▼

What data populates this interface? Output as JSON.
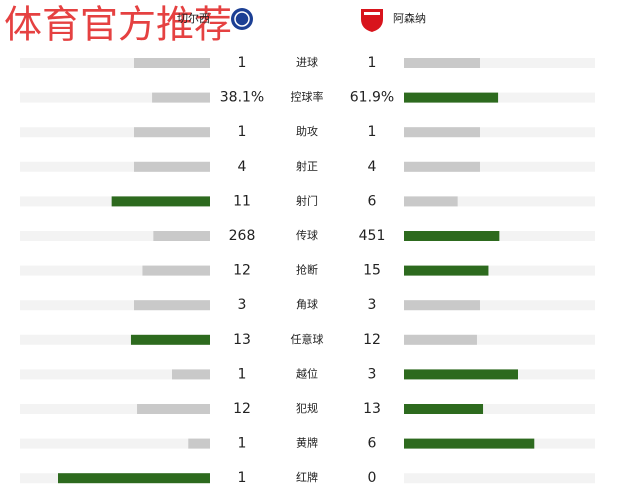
{
  "watermark": "体育官方推荐",
  "home_team": "切尔西",
  "away_team": "阿森纳",
  "rows": [
    {
      "label": "进球",
      "home": 1,
      "away": 1
    },
    {
      "label": "控球率",
      "home": 38.1,
      "away": 61.9,
      "home_label": "38.1%",
      "away_label": "61.9%"
    },
    {
      "label": "助攻",
      "home": 1,
      "away": 1
    },
    {
      "label": "射正",
      "home": 4,
      "away": 4
    },
    {
      "label": "射门",
      "home": 11,
      "away": 6
    },
    {
      "label": "传球",
      "home": 268,
      "away": 451
    },
    {
      "label": "抢断",
      "home": 12,
      "away": 15
    },
    {
      "label": "角球",
      "home": 3,
      "away": 3
    },
    {
      "label": "任意球",
      "home": 13,
      "away": 12
    },
    {
      "label": "越位",
      "home": 1,
      "away": 3
    },
    {
      "label": "犯规",
      "home": 12,
      "away": 13
    },
    {
      "label": "黄牌",
      "home": 1,
      "away": 6
    },
    {
      "label": "红牌",
      "home": 1,
      "away": 0
    }
  ]
}
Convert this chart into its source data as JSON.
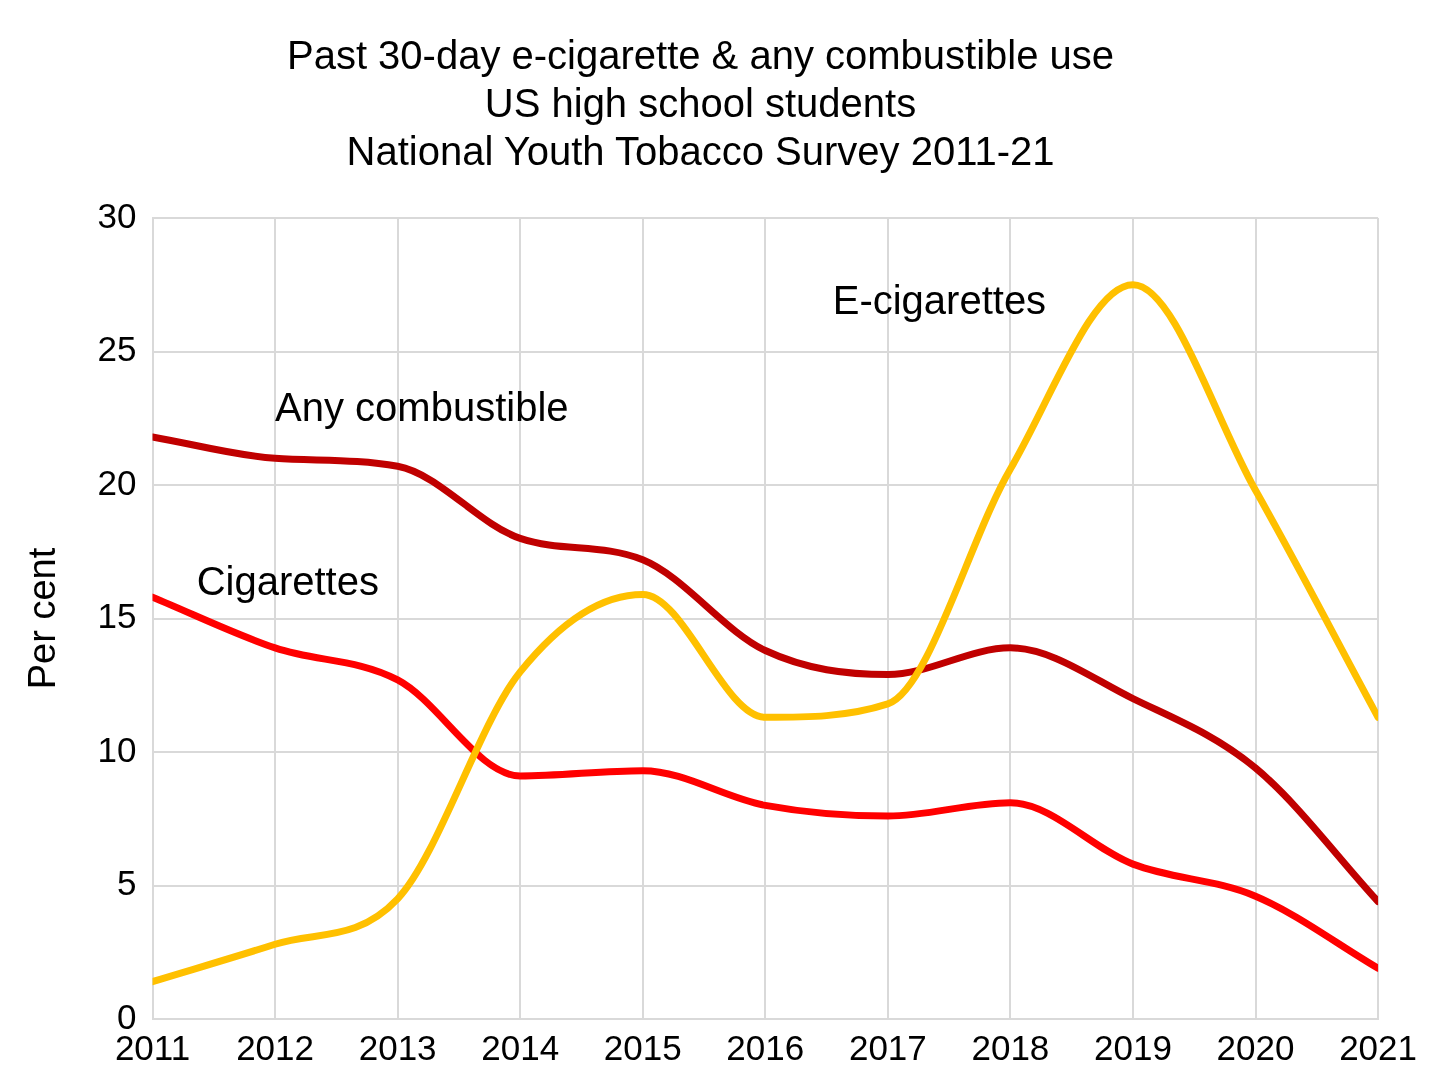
{
  "chart_data": {
    "type": "line",
    "title": [
      "Past 30-day e-cigarette & any combustible use",
      "US high school students",
      "National Youth Tobacco Survey 2011-21"
    ],
    "ylabel": "Per cent",
    "x": [
      2011,
      2012,
      2013,
      2014,
      2015,
      2016,
      2017,
      2018,
      2019,
      2020,
      2021
    ],
    "xlim": [
      2011,
      2021
    ],
    "xticks": [
      2011,
      2012,
      2013,
      2014,
      2015,
      2016,
      2017,
      2018,
      2019,
      2020,
      2021
    ],
    "ylim": [
      0,
      30
    ],
    "yticks": [
      0,
      5,
      10,
      15,
      20,
      25,
      30
    ],
    "grid": true,
    "legend": false,
    "marker": "none",
    "line_style": "solid",
    "series": [
      {
        "name": "E-cigarettes",
        "color": "#ffc000",
        "values": [
          1.4,
          2.8,
          4.5,
          13.0,
          15.9,
          11.3,
          11.8,
          20.6,
          27.5,
          19.8,
          11.3
        ]
      },
      {
        "name": "Any combustible",
        "color": "#c00000",
        "values": [
          21.8,
          21.0,
          20.7,
          18.0,
          17.2,
          13.8,
          12.9,
          13.9,
          12.0,
          9.4,
          4.4
        ]
      },
      {
        "name": "Cigarettes",
        "color": "#ff0000",
        "values": [
          15.8,
          13.9,
          12.7,
          9.1,
          9.3,
          8.0,
          7.6,
          8.1,
          5.8,
          4.6,
          1.9
        ]
      }
    ]
  }
}
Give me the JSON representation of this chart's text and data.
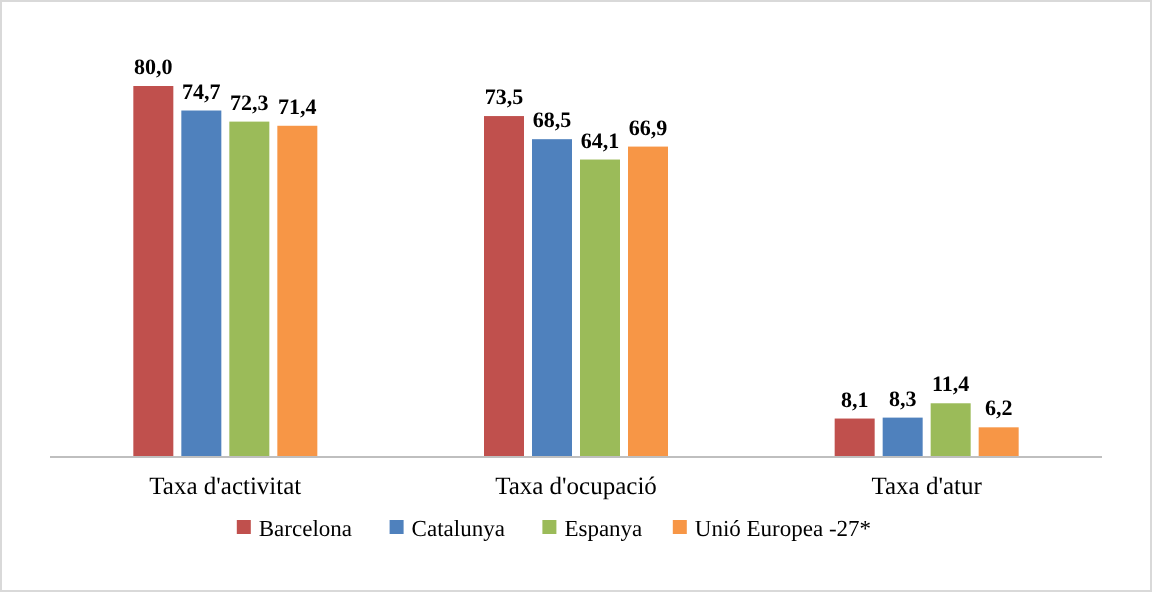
{
  "chart_data": {
    "type": "bar",
    "categories": [
      "Taxa d'activitat",
      "Taxa d'ocupació",
      "Taxa d'atur"
    ],
    "series": [
      {
        "name": "Barcelona",
        "color": "#c0504d",
        "values": [
          80.0,
          73.5,
          8.1
        ],
        "value_labels": [
          "80,0",
          "73,5",
          "8,1"
        ]
      },
      {
        "name": "Catalunya",
        "color": "#4f81bd",
        "values": [
          74.7,
          68.5,
          8.3
        ],
        "value_labels": [
          "74,7",
          "68,5",
          "8,3"
        ]
      },
      {
        "name": "Espanya",
        "color": "#9bbb59",
        "values": [
          72.3,
          64.1,
          11.4
        ],
        "value_labels": [
          "72,3",
          "64,1",
          "11,4"
        ]
      },
      {
        "name": "Unió Europea -27*",
        "color": "#f79646",
        "values": [
          71.4,
          66.9,
          6.2
        ],
        "value_labels": [
          "71,4",
          "66,9",
          "6,2"
        ]
      }
    ],
    "legend": "bottom"
  }
}
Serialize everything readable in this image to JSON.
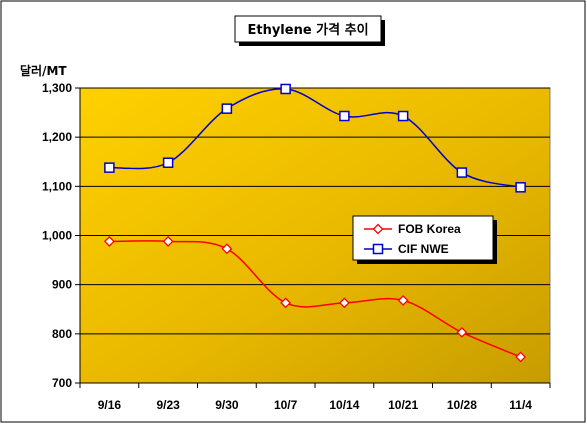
{
  "chart_data": {
    "type": "line",
    "title": "Ethylene 가격 추이",
    "ylabel": "달러/MT",
    "xlabel": "",
    "categories": [
      "9/16",
      "9/23",
      "9/30",
      "10/7",
      "10/14",
      "10/21",
      "10/28",
      "11/4"
    ],
    "ylim": [
      700,
      1300
    ],
    "yticks": [
      700,
      800,
      900,
      1000,
      1100,
      1200,
      1300
    ],
    "ytick_labels": [
      "700",
      "800",
      "900",
      "1,000",
      "1,100",
      "1,200",
      "1,300"
    ],
    "grid": true,
    "legend_position": "center-right",
    "series": [
      {
        "name": "FOB Korea",
        "color": "#ff0000",
        "marker": "diamond",
        "values": [
          988,
          988,
          973,
          863,
          863,
          868,
          803,
          753
        ]
      },
      {
        "name": "CIF NWE",
        "color": "#0000cc",
        "marker": "square",
        "values": [
          1138,
          1148,
          1258,
          1298,
          1243,
          1243,
          1128,
          1098
        ]
      }
    ],
    "colors": {
      "plot_background": "#f2c200",
      "border": "#000000"
    }
  }
}
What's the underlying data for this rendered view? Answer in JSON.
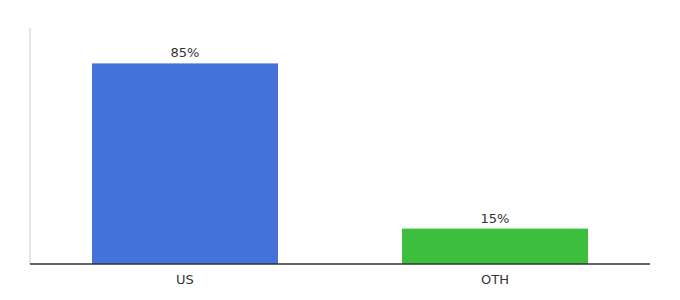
{
  "chart_data": {
    "type": "bar",
    "categories": [
      "US",
      "OTH"
    ],
    "values": [
      85,
      15
    ],
    "colors": [
      "#4472db",
      "#3dbf3d"
    ],
    "data_labels": true,
    "value_labels": [
      "85%",
      "15%"
    ],
    "ylim": [
      0,
      100
    ],
    "tick_labels": "x"
  }
}
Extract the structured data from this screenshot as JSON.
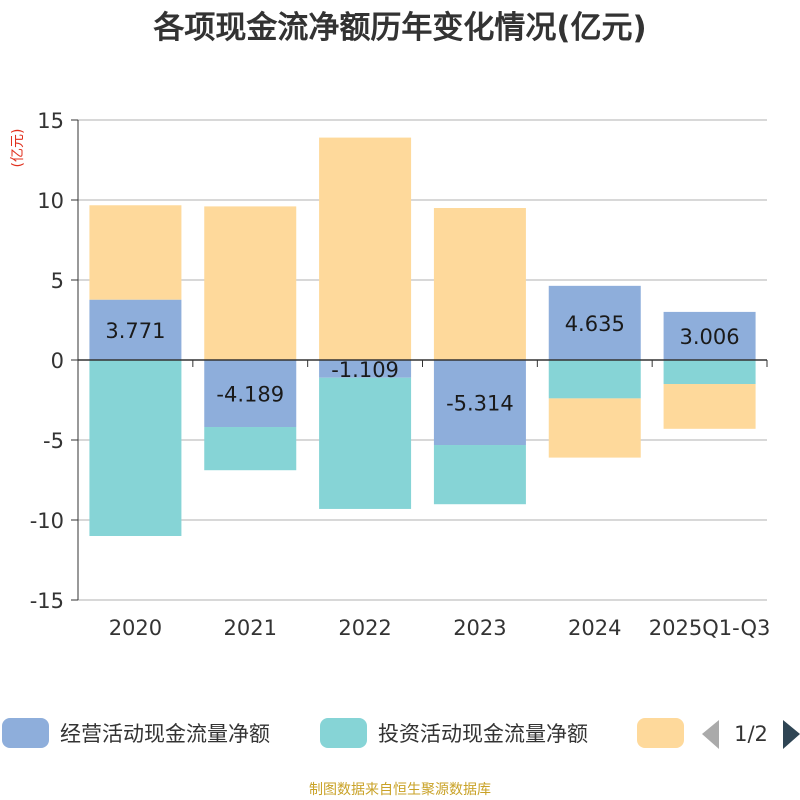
{
  "chart_data": {
    "type": "bar",
    "stacked": true,
    "title": "各项现金流净额历年变化情况(亿元)",
    "ylabel": "(亿元)",
    "ylim": [
      -15,
      15
    ],
    "yticks": [
      15,
      10,
      5,
      0,
      -5,
      -10,
      -15
    ],
    "ytick_labels": [
      "15",
      "10",
      "5",
      "0",
      "-5",
      "-10",
      "-15"
    ],
    "categories": [
      "2020",
      "2021",
      "2022",
      "2023",
      "2024",
      "2025Q1-Q3"
    ],
    "series": [
      {
        "name": "经营活动现金流量净额",
        "color": "#8eaedb",
        "values": [
          3.771,
          -4.189,
          -1.109,
          -5.314,
          4.635,
          3.006
        ],
        "labels": [
          "3.771",
          "-4.189",
          "-1.109",
          "-5.314",
          "4.635",
          "3.006"
        ]
      },
      {
        "name": "投资活动现金流量净额",
        "color": "#86d4d6",
        "values": [
          -11.0,
          -2.7,
          -8.2,
          -3.7,
          -2.4,
          -1.5
        ]
      },
      {
        "name": "",
        "color": "#fed99b",
        "values": [
          5.9,
          9.6,
          13.9,
          9.5,
          -3.7,
          -2.8
        ]
      }
    ],
    "grid": true,
    "legend": {
      "position": "bottom",
      "page": "1/2"
    }
  },
  "source": "制图数据来自恒生聚源数据库",
  "colors": {
    "grid": "#cccccc",
    "axis": "#333333",
    "pager_active": "#2f4554",
    "pager_inactive": "#aaaaaa"
  }
}
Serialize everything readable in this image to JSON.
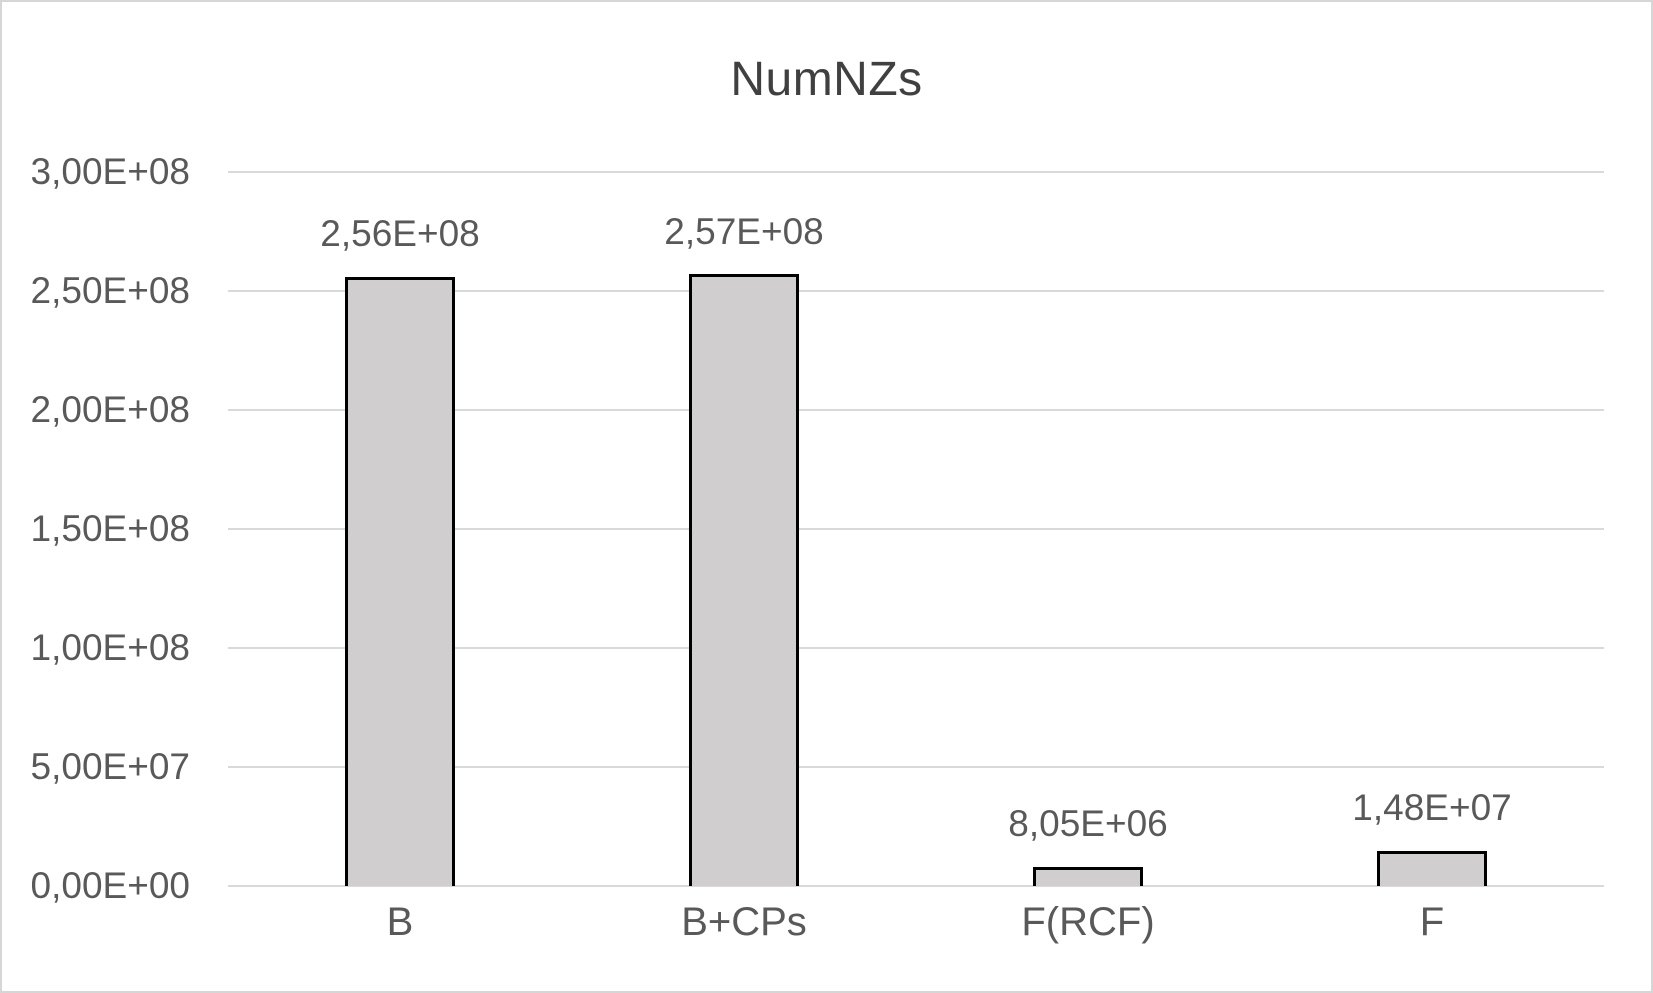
{
  "chart_data": {
    "type": "bar",
    "title": "NumNZs",
    "categories": [
      "B",
      "B+CPs",
      "F(RCF)",
      "F"
    ],
    "values": [
      256000000,
      257000000,
      8050000,
      14800000
    ],
    "value_labels": [
      "2,56E+08",
      "2,57E+08",
      "8,05E+06",
      "1,48E+07"
    ],
    "series": [
      {
        "name": "NumNZs",
        "values": [
          256000000,
          257000000,
          8050000,
          14800000
        ]
      }
    ],
    "y_ticks": [
      {
        "label": "0,00E+00",
        "value": 0
      },
      {
        "label": "5,00E+07",
        "value": 50000000
      },
      {
        "label": "1,00E+08",
        "value": 100000000
      },
      {
        "label": "1,50E+08",
        "value": 150000000
      },
      {
        "label": "2,00E+08",
        "value": 200000000
      },
      {
        "label": "2,50E+08",
        "value": 250000000
      },
      {
        "label": "3,00E+08",
        "value": 300000000
      }
    ],
    "ylim": [
      0,
      300000000
    ],
    "xlabel": "",
    "ylabel": "",
    "grid": true,
    "legend": "none",
    "colors": {
      "bar_fill": "#d0cece",
      "bar_border": "#000000",
      "gridline": "#d9d9d9",
      "axis_text": "#595959",
      "title_text": "#404040",
      "frame_border": "#d6d6d6",
      "background": "#ffffff"
    }
  }
}
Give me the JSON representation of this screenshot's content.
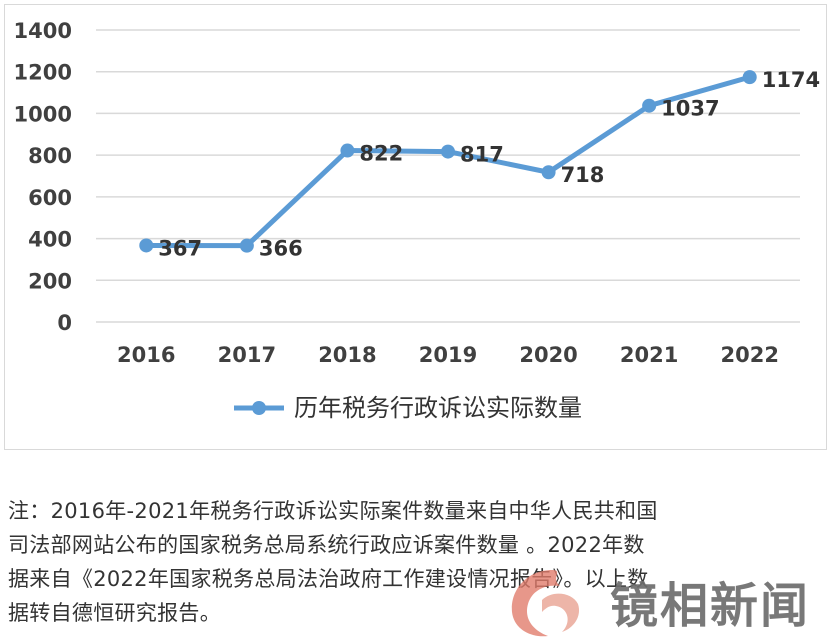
{
  "chart_data": {
    "type": "line",
    "categories": [
      "2016",
      "2017",
      "2018",
      "2019",
      "2020",
      "2021",
      "2022"
    ],
    "series": [
      {
        "name": "历年税务行政诉讼实际数量",
        "values": [
          367,
          366,
          822,
          817,
          718,
          1037,
          1174
        ]
      }
    ],
    "data_labels": [
      "367",
      "366",
      "822",
      "817",
      "718",
      "1037",
      "1174"
    ],
    "y_ticks": [
      "0",
      "200",
      "400",
      "600",
      "800",
      "1000",
      "1200",
      "1400"
    ],
    "ylim": [
      0,
      1400
    ],
    "grid": true,
    "legend_position": "bottom",
    "line_color": "#5b9bd5"
  },
  "note": {
    "lines": [
      "注：2016年-2021年税务行政诉讼实际案件数量来自中华人民共和国",
      "司法部网站公布的国家税务总局系统行政应诉案件数量 。2022年数",
      "据来自《2022年国家税务总局法治政府工作建设情况报告》。以上数",
      "据转自德恒研究报告。"
    ]
  },
  "watermark": {
    "text": "镜相新闻",
    "logo_color": "#e07a6a"
  }
}
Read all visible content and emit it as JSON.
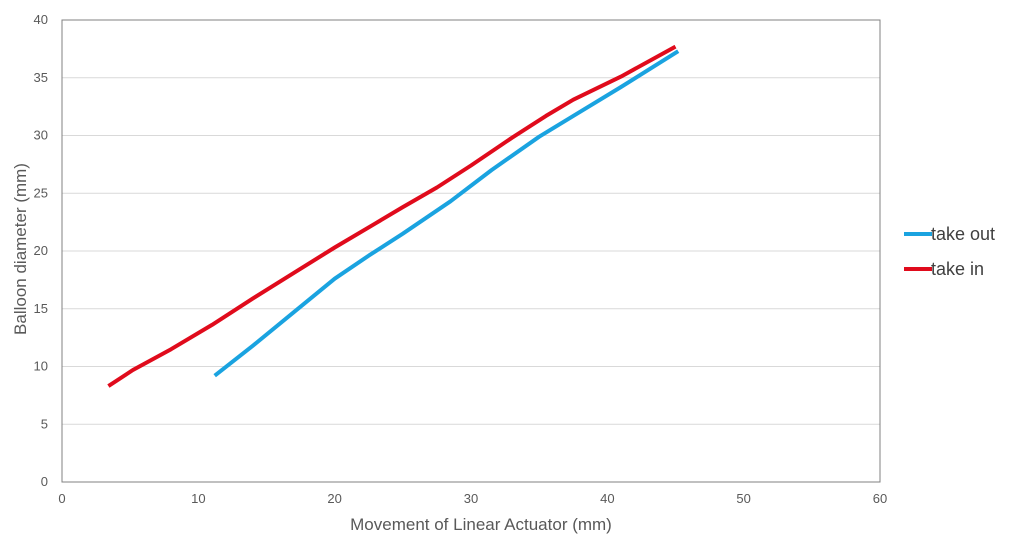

▲

Write out the lines of the listing from the one that holds "Give me the JSON representation of this screenshot's" to the very last line, both included, exactly as they appear and without any pictures.

Give me the JSON representation of this screenshot's content.
{
  "chart_data": {
    "type": "line",
    "categories": [
      "2016",
      "2017",
      "2018",
      "2019",
      "2020",
      "2021",
      "2022"
    ],
    "series": [
      {
        "name": "历年税务行政诉讼实际数量",
        "values": [
          367,
          366,
          822,
          817,
          718,
          1037,
          1174
        ]
      }
    ],
    "data_labels": [
      "367",
      "366",
      "822",
      "817",
      "718",
      "1037",
      "1174"
    ],
    "y_ticks": [
      "0",
      "200",
      "400",
      "600",
      "800",
      "1000",
      "1200",
      "1400"
    ],
    "ylim": [
      0,
      1400
    ],
    "grid": true,
    "legend_position": "bottom",
    "line_color": "#5b9bd5"
  },
  "note": {
    "lines": [
      "注：2016年-2021年税务行政诉讼实际案件数量来自中华人民共和国",
      "司法部网站公布的国家税务总局系统行政应诉案件数量 。2022年数",
      "据来自《2022年国家税务总局法治政府工作建设情况报告》。以上数",
      "据转自德恒研究报告。"
    ]
  },
  "watermark": {
    "text": "镜相新闻",
    "logo_color": "#e07a6a"
  }
}
Read all visible content and emit it as JSON.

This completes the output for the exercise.